start PROVIDED INFORMATION

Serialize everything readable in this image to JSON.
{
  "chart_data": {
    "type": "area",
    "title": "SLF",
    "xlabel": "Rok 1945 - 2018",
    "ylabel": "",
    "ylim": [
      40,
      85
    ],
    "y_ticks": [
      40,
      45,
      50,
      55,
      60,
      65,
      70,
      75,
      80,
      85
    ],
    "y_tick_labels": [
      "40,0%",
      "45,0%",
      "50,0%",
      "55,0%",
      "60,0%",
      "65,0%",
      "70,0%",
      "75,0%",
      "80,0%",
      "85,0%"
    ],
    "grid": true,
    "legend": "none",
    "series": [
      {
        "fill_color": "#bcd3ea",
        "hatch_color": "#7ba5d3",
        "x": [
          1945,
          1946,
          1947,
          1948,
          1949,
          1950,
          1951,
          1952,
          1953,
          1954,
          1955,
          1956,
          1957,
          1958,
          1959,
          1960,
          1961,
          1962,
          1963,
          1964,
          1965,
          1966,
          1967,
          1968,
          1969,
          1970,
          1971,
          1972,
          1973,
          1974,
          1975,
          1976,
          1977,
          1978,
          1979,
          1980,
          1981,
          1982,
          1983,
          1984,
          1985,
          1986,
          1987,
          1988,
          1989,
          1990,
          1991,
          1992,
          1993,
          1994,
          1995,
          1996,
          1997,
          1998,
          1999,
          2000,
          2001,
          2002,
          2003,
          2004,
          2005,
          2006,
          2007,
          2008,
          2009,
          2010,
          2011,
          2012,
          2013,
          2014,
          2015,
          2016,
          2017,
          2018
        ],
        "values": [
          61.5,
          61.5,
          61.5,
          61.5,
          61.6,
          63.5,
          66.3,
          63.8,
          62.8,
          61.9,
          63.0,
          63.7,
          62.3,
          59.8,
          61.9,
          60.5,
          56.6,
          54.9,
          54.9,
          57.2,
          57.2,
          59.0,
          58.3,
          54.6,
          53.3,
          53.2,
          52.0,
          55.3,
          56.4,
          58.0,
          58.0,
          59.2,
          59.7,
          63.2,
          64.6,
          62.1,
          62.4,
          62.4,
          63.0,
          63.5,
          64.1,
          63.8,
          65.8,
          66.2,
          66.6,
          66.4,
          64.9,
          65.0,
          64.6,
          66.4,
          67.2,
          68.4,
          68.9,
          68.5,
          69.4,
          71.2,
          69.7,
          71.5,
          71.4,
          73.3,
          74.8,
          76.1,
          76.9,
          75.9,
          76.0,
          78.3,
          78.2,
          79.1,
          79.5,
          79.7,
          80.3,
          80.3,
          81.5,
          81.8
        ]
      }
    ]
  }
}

end PROVIDED INFORMATION

# GIVEN TASK
Write every record out again, unaltered.

# RESPONSE
Serialize everything readable in this image to JSON.
{
  "chart_data": {
    "type": "area",
    "title": "SLF",
    "xlabel": "Rok 1945 - 2018",
    "ylabel": "",
    "ylim": [
      40,
      85
    ],
    "y_ticks": [
      40,
      45,
      50,
      55,
      60,
      65,
      70,
      75,
      80,
      85
    ],
    "y_tick_labels": [
      "40,0%",
      "45,0%",
      "50,0%",
      "55,0%",
      "60,0%",
      "65,0%",
      "70,0%",
      "75,0%",
      "80,0%",
      "85,0%"
    ],
    "grid": true,
    "legend": "none",
    "series": [
      {
        "fill_color": "#bcd3ea",
        "hatch_color": "#7ba5d3",
        "x": [
          1945,
          1946,
          1947,
          1948,
          1949,
          1950,
          1951,
          1952,
          1953,
          1954,
          1955,
          1956,
          1957,
          1958,
          1959,
          1960,
          1961,
          1962,
          1963,
          1964,
          1965,
          1966,
          1967,
          1968,
          1969,
          1970,
          1971,
          1972,
          1973,
          1974,
          1975,
          1976,
          1977,
          1978,
          1979,
          1980,
          1981,
          1982,
          1983,
          1984,
          1985,
          1986,
          1987,
          1988,
          1989,
          1990,
          1991,
          1992,
          1993,
          1994,
          1995,
          1996,
          1997,
          1998,
          1999,
          2000,
          2001,
          2002,
          2003,
          2004,
          2005,
          2006,
          2007,
          2008,
          2009,
          2010,
          2011,
          2012,
          2013,
          2014,
          2015,
          2016,
          2017,
          2018
        ],
        "values": [
          61.5,
          61.5,
          61.5,
          61.5,
          61.6,
          63.5,
          66.3,
          63.8,
          62.8,
          61.9,
          63.0,
          63.7,
          62.3,
          59.8,
          61.9,
          60.5,
          56.6,
          54.9,
          54.9,
          57.2,
          57.2,
          59.0,
          58.3,
          54.6,
          53.3,
          53.2,
          52.0,
          55.3,
          56.4,
          58.0,
          58.0,
          59.2,
          59.7,
          63.2,
          64.6,
          62.1,
          62.4,
          62.4,
          63.0,
          63.5,
          64.1,
          63.8,
          65.8,
          66.2,
          66.6,
          66.4,
          64.9,
          65.0,
          64.6,
          66.4,
          67.2,
          68.4,
          68.9,
          68.5,
          69.4,
          71.2,
          69.7,
          71.5,
          71.4,
          73.3,
          74.8,
          76.1,
          76.9,
          75.9,
          76.0,
          78.3,
          78.2,
          79.1,
          79.5,
          79.7,
          80.3,
          80.3,
          81.5,
          81.8
        ]
      }
    ]
  }
}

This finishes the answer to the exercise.